> [Excerpted passage]:
● ● ● ● ● ● ●

The much more uncomfortable narrative is that if every individual student “failure” (or inability to realize potential) is the result of entirely unique situations instead of being caused by the same systemic flaw, then the fix becomes much more difficult. If collective student failure (ie, failure befalling a group of students) is not caused by a collective misdesign but is actually the result of a host of diverse calamities all having the gross audacity to happen to a given student at once, then is not a matter of identifying and repairing one flaw in order to improve many outcomes; it is instead a many-fronted battle against numerous and varied causes that each take significant time to understand and to heal.
Growing up (“being raised”) is not a pipe that funnels students to success if threaded correctly and leaks unsuccessful students if cracked. Being raised is like hopping from moving platform to moving platform, as an avatar might in some sort of “Legends of the Hidden Temple” wipeout maze. The course is indirect and every step is unfortunately a new chance for things to go awry.
It is tempting to believe that we can build an academic system that flows directly to universal success. But that thinking completely corners out Ciara, Henry, and David; they would already be in the puddle under the new pipework.
This fall I returned to my post as a teacher in D79 but to a new site with new groups of new students facing new slews of obstacles. It might seem like a departure from coffee, but the daily realities of agriculture and education are actually pretty parallel. It’s nice to think of and talk about “commodity supply chains,” but I spent two years scouring the Latin American mountains for a chain with discrete links that hooked one to the next to the next, and I found nothing of the sort. I found many overlaps and underhands and crossovers and sidesteps; I found new ways of accomplishing the same goal every time I rounded the shadowy side of a mountain.
Coffee production is as individualized as education should be. Every farm has a different climate, different soil, and is cultivated differently. Every student has a different history leading him/her to the classroom desk. Students’ “academic successes” are “successes” in the plural and need to be cultivated individually. This work is not easy and effort is not always rewarded with results.
There are some information-based professions where data can make perfect, ordered sense if you arrange it properly. In agricultural pursuits you can’t control the weather, nor can you control how many other people are growing the same thing or how much people want the thing you’re growing. In the pursuit of education you can’t control the gauntlet of outside challenges students have to contend with. You can work to influence, but you can’t control. Farmers and teachers know how to field variables beyond their control; people who like to wield complete control probably don’t become farmers or teachers.
I sometimes think it might be nice to have a job that were more neat and predictable, but there is something unapologetically straightforward about plants and teenagers; both are shamelessly dead giveaways of the soil in which they are sown. That tangible straightforwardness, which couldn’t be more clearly illustrated than in the student responses above, is what drew me to both trees and kids in the first place. There is no manipulation of data that will bring back Ciara’s mom or let David’s mother work less hours. There is no formula for resurrecting plants stripped by leaf rust or flattened by hail.
But, in both cases, in the muddy trenches of the mountaintops and the chalky trenches of the classroom, we can fertilize, we can prune, and we can continue to cultivate. Schools don’t have to look like blighted fields; mountainsides don’t have to feel like neglected urban hallways. Like trees, people grow and transform and recuperate enough strength to change shape and bear the fruits of success, in all its juicy caffeinated and academic flavors.

● ● ● ● ● ● ●

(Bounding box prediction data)
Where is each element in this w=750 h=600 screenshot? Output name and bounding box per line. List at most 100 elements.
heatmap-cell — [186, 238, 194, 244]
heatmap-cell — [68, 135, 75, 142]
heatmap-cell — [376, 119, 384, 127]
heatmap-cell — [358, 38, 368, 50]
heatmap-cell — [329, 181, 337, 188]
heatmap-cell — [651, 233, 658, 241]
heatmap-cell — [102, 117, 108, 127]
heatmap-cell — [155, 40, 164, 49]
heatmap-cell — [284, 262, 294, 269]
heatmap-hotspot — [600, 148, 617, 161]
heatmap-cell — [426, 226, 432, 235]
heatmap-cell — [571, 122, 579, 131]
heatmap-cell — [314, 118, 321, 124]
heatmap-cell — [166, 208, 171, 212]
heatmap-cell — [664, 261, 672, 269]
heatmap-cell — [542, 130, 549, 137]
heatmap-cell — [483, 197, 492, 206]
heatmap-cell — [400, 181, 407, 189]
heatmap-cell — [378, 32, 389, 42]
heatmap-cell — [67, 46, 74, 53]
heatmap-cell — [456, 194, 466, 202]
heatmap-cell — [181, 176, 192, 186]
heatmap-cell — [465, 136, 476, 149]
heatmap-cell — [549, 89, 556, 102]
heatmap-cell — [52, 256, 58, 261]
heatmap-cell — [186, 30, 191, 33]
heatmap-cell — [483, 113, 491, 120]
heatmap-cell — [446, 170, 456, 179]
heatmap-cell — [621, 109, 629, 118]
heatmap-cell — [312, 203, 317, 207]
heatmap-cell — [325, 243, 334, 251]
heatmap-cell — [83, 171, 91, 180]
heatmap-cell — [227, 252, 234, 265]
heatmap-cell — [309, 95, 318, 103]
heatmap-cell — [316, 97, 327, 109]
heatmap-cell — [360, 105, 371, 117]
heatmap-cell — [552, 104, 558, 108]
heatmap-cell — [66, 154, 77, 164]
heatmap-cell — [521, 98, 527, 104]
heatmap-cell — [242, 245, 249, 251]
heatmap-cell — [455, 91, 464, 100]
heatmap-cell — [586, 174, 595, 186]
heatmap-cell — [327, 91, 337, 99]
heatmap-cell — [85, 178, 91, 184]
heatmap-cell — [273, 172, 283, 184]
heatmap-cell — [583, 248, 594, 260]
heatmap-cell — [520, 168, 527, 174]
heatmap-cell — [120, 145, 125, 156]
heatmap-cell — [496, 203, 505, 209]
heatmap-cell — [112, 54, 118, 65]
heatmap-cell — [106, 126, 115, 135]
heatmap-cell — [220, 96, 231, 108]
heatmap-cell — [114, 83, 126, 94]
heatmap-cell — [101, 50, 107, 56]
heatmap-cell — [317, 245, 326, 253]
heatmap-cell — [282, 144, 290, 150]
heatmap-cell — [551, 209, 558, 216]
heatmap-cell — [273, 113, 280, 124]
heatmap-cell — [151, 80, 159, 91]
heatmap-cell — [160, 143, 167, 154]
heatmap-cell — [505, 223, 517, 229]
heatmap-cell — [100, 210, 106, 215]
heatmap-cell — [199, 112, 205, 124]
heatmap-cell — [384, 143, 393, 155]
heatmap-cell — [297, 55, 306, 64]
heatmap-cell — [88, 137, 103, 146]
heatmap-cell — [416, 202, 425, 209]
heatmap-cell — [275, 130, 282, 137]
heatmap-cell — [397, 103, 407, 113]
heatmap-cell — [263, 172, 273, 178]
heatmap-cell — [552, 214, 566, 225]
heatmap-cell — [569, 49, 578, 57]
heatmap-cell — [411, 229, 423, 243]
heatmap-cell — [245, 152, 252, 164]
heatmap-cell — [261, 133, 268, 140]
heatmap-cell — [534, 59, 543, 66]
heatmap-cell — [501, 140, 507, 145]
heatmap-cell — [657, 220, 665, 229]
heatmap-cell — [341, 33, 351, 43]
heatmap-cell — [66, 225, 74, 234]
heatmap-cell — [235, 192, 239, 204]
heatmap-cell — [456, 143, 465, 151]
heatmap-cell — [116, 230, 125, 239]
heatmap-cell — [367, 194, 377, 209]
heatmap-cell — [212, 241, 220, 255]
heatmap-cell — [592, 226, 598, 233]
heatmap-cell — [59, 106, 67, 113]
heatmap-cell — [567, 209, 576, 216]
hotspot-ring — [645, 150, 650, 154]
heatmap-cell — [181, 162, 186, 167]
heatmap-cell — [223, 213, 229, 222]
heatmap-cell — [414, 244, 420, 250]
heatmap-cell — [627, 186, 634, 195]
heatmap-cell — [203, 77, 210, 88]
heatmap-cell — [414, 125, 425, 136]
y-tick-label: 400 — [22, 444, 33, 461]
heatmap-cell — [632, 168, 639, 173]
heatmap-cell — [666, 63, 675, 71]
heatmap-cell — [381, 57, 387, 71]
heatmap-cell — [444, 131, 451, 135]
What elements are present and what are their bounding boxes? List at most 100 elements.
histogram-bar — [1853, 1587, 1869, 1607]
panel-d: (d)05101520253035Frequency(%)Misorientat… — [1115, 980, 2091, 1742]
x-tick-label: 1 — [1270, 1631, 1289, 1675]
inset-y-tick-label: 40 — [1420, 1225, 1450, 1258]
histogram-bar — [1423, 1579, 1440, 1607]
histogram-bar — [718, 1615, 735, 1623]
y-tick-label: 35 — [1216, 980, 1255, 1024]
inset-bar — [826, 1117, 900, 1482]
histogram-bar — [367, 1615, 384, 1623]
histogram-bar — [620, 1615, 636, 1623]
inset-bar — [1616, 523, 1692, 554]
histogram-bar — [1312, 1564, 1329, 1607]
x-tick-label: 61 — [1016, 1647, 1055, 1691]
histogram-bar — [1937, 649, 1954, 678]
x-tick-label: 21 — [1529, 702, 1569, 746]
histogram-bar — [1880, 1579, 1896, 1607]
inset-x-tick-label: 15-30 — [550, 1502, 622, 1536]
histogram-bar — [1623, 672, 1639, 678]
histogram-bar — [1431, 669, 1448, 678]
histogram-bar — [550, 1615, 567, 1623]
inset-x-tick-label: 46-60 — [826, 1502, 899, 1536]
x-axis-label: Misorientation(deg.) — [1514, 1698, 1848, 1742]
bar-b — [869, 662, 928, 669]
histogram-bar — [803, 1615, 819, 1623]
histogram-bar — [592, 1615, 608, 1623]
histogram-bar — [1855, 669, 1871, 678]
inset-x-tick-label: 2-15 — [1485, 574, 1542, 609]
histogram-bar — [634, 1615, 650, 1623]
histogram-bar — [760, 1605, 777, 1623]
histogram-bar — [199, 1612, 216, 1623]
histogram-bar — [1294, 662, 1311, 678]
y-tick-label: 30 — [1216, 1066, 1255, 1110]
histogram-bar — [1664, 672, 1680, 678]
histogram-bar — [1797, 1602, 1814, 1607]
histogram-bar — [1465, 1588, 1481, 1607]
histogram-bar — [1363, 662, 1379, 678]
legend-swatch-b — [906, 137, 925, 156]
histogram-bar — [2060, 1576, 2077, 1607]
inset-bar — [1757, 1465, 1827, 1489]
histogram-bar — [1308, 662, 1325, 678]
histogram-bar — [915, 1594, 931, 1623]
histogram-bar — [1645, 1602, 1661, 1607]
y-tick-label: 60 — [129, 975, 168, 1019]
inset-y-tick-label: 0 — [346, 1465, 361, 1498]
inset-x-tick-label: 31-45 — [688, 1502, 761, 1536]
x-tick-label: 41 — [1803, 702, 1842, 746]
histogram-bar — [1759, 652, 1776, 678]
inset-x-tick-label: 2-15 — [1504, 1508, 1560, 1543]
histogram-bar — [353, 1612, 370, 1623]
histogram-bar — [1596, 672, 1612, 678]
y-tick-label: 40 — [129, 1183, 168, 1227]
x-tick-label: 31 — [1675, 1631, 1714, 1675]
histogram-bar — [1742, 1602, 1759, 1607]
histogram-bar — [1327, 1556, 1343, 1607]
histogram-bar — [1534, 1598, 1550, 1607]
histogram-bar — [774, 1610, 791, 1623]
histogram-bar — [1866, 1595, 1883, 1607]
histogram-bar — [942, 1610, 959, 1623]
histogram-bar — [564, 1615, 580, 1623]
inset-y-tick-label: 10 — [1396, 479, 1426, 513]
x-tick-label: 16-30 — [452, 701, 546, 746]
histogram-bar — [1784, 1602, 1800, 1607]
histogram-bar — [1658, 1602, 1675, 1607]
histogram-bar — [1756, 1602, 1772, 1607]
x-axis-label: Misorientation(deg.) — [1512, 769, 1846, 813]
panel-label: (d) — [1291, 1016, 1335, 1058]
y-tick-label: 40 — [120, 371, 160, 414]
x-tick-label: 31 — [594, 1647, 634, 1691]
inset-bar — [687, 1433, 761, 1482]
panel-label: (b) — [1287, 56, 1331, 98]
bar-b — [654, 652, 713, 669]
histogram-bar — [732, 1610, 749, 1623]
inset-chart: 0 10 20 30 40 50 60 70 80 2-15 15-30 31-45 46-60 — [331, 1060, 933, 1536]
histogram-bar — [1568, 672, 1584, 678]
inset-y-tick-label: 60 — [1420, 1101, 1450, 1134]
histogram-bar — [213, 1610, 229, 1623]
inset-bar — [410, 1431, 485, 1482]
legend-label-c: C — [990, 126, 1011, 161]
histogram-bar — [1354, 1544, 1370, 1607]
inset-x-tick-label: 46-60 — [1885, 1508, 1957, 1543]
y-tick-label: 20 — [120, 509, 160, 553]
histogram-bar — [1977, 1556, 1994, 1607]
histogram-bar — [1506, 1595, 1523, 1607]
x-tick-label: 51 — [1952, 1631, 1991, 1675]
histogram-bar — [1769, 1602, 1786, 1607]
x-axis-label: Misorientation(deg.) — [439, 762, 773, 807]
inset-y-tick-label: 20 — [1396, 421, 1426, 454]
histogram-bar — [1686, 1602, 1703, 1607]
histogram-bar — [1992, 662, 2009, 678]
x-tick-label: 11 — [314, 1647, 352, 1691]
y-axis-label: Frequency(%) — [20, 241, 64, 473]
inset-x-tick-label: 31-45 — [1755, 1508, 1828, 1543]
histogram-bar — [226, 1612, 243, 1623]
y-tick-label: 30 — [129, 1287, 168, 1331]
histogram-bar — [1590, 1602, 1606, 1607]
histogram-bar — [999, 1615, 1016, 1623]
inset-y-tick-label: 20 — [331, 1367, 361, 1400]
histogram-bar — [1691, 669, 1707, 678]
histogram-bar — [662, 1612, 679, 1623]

● ● ● ● ● ● ●

> [Tasks and exercises]:
[A] Reproduce the passage on education and coffee farming from "But, in both" to "and academic flavors.".
[B] For each statement, answer yes or no according to the passage on education and coffee farming, quoting the words that decide it: (i) The writer spent two years searching the Latin American mountains for a supply chain with discrete links. (ii) This fall the writer returned to teach at the same site as before. (iii) Effort in cultivating students' successes is always rewarded with results.

> [Solutions to the problems]:
[A]
But, in both cases, in the muddy trenches of the mountaintops and the chalky trenches of the classroom, we can fertilize, we can prune, and we can continue to cultivate. Schools don’t have to look like blighted fields; mountainsides don’t have to feel like neglected urban hallways. Like trees, people grow and transform and recuperate enough strength to change shape and bear the fruits of success, in all its juicy caffeinated and academic flavors.

[B]
(i) Yes: "I spent two years scouring the Latin American mountains for a chain with discrete links that hooked one to the next to the next"
(ii) No: "This fall I returned to my post as a teacher in D79 but to a new site with new groups of new students"
(iii) No: "This work is not easy and effort is not always rewarded with results."